• Written task: Repeat the whole of the data, keeping every detail the same.

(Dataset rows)
** BEGIN **
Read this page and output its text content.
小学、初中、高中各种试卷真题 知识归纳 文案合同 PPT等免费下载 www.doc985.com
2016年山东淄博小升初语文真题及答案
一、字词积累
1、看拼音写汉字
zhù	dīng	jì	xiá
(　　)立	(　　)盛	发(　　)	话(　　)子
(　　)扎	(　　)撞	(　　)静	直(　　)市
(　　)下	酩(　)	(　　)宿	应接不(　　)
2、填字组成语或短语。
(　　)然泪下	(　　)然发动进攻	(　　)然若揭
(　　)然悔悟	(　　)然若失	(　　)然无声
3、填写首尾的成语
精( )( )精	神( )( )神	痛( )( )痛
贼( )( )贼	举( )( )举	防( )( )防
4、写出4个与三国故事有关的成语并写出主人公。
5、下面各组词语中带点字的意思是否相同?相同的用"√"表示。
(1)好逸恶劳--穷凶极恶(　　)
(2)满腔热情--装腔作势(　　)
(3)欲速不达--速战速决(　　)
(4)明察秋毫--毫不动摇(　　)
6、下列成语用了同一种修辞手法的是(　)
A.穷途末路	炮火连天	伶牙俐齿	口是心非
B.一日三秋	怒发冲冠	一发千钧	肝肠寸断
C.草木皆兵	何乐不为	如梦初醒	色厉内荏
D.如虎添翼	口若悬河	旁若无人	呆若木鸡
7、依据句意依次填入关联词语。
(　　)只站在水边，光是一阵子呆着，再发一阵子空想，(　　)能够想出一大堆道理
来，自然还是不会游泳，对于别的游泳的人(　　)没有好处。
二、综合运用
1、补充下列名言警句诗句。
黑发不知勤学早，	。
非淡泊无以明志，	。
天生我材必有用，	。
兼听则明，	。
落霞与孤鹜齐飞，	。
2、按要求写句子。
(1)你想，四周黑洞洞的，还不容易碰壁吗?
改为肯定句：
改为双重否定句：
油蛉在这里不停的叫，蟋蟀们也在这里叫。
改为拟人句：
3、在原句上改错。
** END **
• Full answer:
Read this page and output its text content.
小学、初中、高中各种试卷真题 知识归纳 文案合同 PPT等免费下载 www.doc985.com
2016年山东淄博小升初语文真题及答案
一、字词积累
1、看拼音写汉字
zhù	dīng	jì	xiá
(　　)立	(　　)盛	发(　　)	话(　　)子
(　　)扎	(　　)撞	(　　)静	直(　　)市
(　　)下	酩(　)	(　　)宿	应接不(　　)
2、填字组成语或短语。
(　　)然泪下	(　　)然发动进攻	(　　)然若揭
(　　)然悔悟	(　　)然若失	(　　)然无声
3、填写首尾的成语
精( )( )精	神( )( )神	痛( )( )痛
贼( )( )贼	举( )( )举	防( )( )防
4、写出4个与三国故事有关的成语并写出主人公。
5、下面各组词语中带点字的意思是否相同?相同的用"√"表示。
(1)好逸恶劳--穷凶极恶(　　)
(2)满腔热情--装腔作势(　　)
(3)欲速不达--速战速决(　　)
(4)明察秋毫--毫不动摇(　　)
6、下列成语用了同一种修辞手法的是(　)
A.穷途末路	炮火连天	伶牙俐齿	口是心非
B.一日三秋	怒发冲冠	一发千钧	肝肠寸断
C.草木皆兵	何乐不为	如梦初醒	色厉内荏
D.如虎添翼	口若悬河	旁若无人	呆若木鸡
7、依据句意依次填入关联词语。
(　　)只站在水边，光是一阵子呆着，再发一阵子空想，(　　)能够想出一大堆道理
来，自然还是不会游泳，对于别的游泳的人(　　)没有好处。
二、综合运用
1、补充下列名言警句诗句。
黑发不知勤学早，	。
非淡泊无以明志，	。
天生我材必有用，	。
兼听则明，	。
落霞与孤鹜齐飞，	。
2、按要求写句子。
(1)你想，四周黑洞洞的，还不容易碰壁吗?
改为肯定句：
改为双重否定句：
油蛉在这里不停的叫，蟋蟀们也在这里叫。
改为拟人句：
3、在原句上改错。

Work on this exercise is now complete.